* _INPUT DATA_:
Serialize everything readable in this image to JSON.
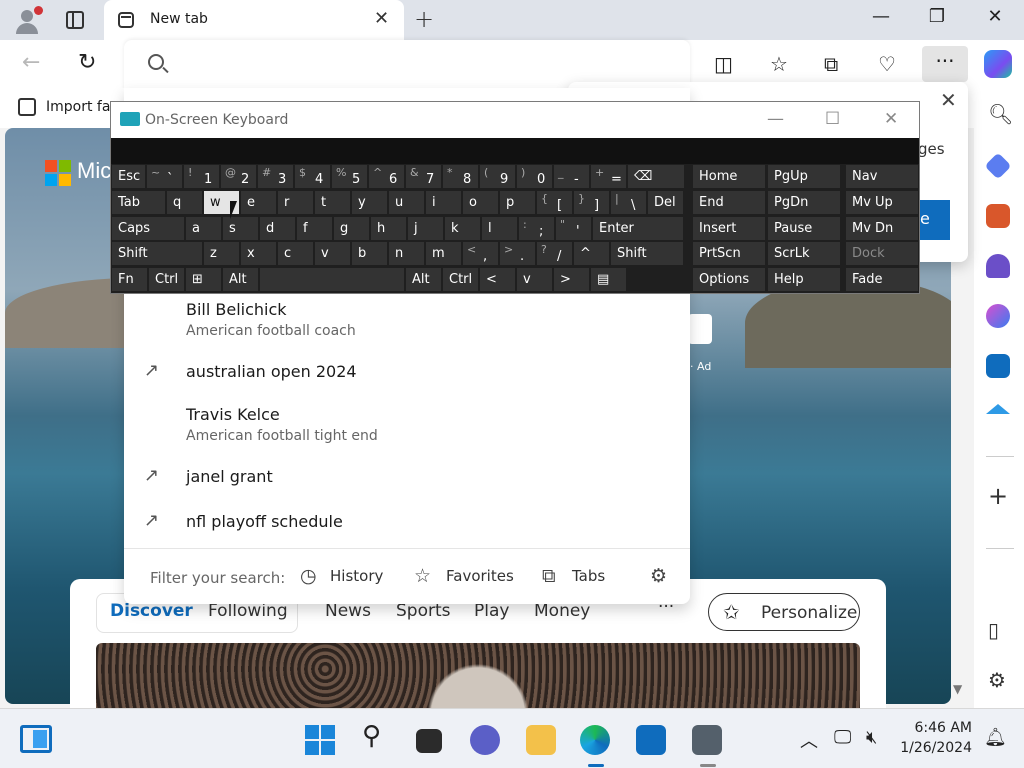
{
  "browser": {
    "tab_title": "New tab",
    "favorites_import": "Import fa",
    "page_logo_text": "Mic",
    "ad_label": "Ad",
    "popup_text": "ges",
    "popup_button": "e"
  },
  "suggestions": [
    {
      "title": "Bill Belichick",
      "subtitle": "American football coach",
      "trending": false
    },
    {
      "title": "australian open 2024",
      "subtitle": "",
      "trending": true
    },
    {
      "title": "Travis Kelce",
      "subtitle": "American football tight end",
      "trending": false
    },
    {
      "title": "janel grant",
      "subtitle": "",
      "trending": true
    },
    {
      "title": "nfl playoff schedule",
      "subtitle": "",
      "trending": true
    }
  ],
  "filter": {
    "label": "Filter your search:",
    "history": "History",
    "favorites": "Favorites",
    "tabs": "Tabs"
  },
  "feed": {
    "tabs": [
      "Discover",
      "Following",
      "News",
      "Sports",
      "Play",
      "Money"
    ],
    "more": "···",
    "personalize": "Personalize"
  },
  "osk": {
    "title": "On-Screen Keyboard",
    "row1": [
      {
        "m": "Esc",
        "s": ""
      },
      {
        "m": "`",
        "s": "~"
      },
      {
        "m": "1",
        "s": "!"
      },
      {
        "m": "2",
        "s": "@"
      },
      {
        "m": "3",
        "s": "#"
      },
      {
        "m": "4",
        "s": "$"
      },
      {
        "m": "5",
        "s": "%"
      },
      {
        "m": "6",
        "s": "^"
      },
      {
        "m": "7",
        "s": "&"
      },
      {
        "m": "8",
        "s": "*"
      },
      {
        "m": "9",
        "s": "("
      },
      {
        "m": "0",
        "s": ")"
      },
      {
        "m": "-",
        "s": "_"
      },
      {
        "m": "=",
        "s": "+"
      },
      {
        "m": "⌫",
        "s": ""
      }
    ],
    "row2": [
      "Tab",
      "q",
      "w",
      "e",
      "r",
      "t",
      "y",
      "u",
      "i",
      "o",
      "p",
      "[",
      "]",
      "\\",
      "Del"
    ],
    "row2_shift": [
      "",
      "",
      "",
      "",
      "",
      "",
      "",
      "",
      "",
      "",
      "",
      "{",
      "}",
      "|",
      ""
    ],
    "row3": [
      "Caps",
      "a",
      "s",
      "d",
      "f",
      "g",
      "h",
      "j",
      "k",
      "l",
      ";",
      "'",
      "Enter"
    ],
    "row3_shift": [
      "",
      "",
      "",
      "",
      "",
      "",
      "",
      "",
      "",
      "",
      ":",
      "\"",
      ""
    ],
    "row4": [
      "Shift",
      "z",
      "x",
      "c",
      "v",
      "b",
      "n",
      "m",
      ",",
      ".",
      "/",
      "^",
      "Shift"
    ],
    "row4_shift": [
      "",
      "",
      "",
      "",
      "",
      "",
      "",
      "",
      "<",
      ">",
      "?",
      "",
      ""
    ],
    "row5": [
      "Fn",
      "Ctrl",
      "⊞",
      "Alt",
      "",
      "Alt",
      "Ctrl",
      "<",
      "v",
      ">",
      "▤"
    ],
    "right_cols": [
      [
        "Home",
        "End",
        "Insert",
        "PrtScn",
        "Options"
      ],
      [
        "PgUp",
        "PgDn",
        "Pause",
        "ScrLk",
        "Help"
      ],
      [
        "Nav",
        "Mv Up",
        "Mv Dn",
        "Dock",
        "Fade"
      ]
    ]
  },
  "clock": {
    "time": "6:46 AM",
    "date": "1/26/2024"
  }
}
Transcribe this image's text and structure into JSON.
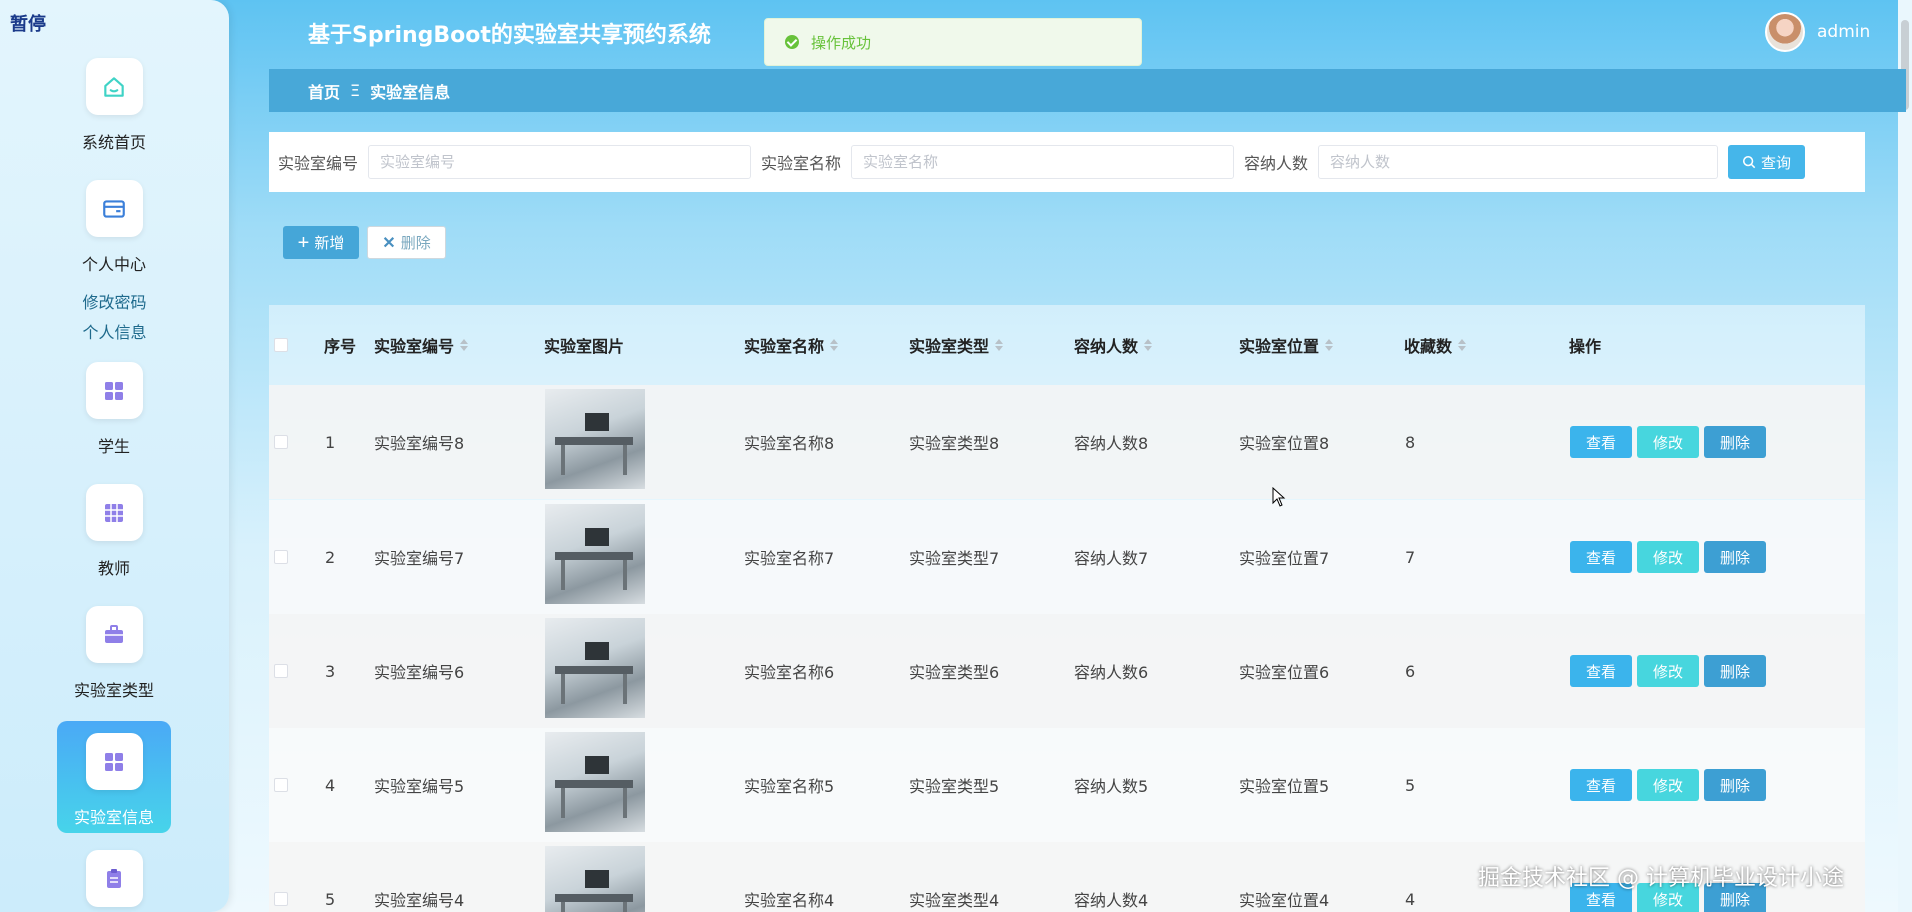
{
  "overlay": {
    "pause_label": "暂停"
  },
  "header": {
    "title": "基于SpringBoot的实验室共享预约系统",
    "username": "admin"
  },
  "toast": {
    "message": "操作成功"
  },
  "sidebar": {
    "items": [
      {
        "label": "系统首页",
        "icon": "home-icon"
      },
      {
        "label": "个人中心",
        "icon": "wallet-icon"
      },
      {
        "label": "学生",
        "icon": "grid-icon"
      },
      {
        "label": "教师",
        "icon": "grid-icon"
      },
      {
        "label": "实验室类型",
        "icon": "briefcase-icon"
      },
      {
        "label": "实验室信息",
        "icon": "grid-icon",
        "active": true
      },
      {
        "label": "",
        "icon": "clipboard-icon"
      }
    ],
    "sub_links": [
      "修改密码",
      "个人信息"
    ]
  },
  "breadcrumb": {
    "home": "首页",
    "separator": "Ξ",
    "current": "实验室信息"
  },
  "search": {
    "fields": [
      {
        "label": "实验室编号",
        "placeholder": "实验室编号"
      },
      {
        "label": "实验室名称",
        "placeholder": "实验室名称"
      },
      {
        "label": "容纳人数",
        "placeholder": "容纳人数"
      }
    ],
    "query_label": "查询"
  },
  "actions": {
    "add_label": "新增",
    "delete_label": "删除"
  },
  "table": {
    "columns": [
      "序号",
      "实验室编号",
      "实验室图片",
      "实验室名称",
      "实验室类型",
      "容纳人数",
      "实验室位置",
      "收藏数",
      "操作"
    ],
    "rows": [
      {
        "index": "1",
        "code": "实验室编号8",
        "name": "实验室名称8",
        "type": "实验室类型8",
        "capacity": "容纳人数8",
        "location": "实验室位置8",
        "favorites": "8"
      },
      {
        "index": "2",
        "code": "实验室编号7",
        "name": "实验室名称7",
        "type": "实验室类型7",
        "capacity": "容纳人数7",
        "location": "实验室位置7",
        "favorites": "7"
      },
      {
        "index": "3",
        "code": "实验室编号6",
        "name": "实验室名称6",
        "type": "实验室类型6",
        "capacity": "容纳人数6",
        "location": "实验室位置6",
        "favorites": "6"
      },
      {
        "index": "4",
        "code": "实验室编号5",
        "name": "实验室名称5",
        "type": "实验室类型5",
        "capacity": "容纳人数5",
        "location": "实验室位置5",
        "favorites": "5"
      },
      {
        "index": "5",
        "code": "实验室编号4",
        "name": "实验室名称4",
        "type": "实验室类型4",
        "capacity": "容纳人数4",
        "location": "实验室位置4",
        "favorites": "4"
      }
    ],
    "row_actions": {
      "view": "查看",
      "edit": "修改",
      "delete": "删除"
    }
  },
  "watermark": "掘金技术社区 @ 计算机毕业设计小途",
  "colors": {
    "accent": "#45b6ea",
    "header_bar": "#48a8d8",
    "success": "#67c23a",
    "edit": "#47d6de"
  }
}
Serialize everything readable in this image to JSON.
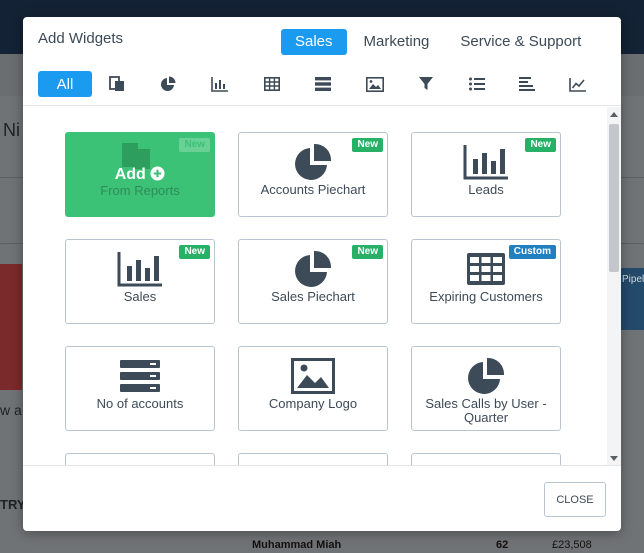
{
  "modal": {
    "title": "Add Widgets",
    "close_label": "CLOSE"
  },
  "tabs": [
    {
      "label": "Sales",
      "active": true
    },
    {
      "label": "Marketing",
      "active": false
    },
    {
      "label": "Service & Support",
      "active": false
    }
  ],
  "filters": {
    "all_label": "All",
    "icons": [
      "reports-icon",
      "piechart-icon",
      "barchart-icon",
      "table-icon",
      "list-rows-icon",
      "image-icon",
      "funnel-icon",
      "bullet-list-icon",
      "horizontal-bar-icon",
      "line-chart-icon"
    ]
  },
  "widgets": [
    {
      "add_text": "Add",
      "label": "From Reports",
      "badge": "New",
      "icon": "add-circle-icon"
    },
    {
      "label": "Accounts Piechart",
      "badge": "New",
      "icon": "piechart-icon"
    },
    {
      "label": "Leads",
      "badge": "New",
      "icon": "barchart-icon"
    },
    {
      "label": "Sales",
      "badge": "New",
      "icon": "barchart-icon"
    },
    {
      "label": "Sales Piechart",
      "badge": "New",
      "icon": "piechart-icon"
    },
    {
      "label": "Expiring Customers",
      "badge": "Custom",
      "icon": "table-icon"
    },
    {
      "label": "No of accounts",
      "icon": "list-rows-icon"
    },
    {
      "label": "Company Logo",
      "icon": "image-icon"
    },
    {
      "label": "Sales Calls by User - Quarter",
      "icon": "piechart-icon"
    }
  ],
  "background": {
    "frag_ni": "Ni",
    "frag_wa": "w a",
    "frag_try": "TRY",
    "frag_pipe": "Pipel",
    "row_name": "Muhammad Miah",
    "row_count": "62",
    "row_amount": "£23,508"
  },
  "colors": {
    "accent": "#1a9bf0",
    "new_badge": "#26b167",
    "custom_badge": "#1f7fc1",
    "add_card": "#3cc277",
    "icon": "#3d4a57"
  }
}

* _AIM OF THE TASK_:
Give only the number of lines in the material above that hold the word "index".

* _FINISHED TASK_:
5